Write out all the lines again, precisely as they stand, but without the images.

** start of Entries provided **

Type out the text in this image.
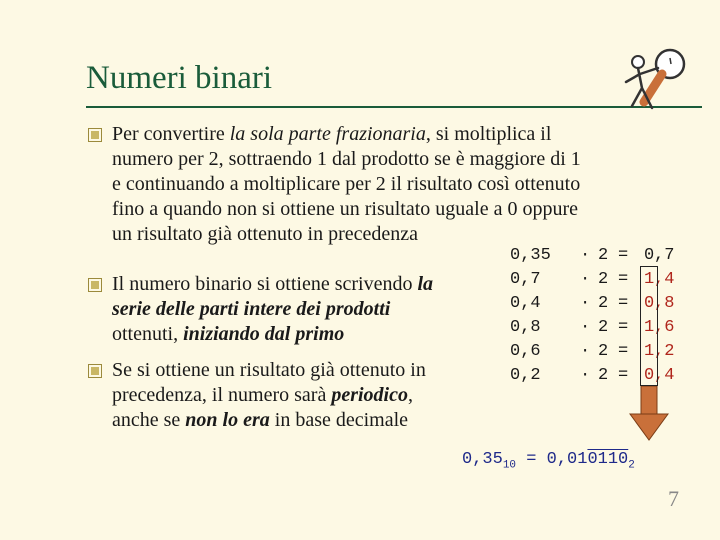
Numeri binari
Per convertire la sola parte frazionaria, si moltiplica il
numero per 2, sottraendo 1 dal prodotto se è maggiore di 1
e continuando a moltiplicare per 2 il risultato così ottenuto
fino a quando non si ottiene un risultato uguale a 0 oppure
un risultato già ottenuto in precedenza
Il numero binario si ottiene scrivendo la
serie delle parti intere dei prodotti
ottenuti, iniziando dal primo
Se si ottiene un risultato già ottenuto in
precedenza, il numero sarà periodico,
anche se non lo era in base decimale
0,35 · 2 = 0 ,7
0,7 · 2 = 1 ,4
0,4 · 2 = 0 ,8
0,8 · 2 = 1 ,6
0,6 · 2 = 1 ,2
0,2 · 2 = 0 ,4
$0,35_{10} = 0,010110_2$
7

** end of Entries provided **

▶ _Output of the task_
Type out the text in this image.
Numeri binari
Per convertire la sola parte frazionaria, si moltiplica il
numero per 2, sottraendo 1 dal prodotto se è maggiore di 1
e continuando a moltiplicare per 2 il risultato così ottenuto
fino a quando non si ottiene un risultato uguale a 0 oppure
un risultato già ottenuto in precedenza
Il numero binario si ottiene scrivendo la
serie delle parti intere dei prodotti
ottenuti, iniziando dal primo
Se si ottiene un risultato già ottenuto in
precedenza, il numero sarà periodico,
anche se non lo era in base decimale
0,35 · 2 = 0 ,7
0,7 · 2 = 1 ,4
0,4 · 2 = 0 ,8
0,8 · 2 = 1 ,6
0,6 · 2 = 1 ,2
0,2 · 2 = 0 ,4
$0,35_{10} = 0,010110_2$
7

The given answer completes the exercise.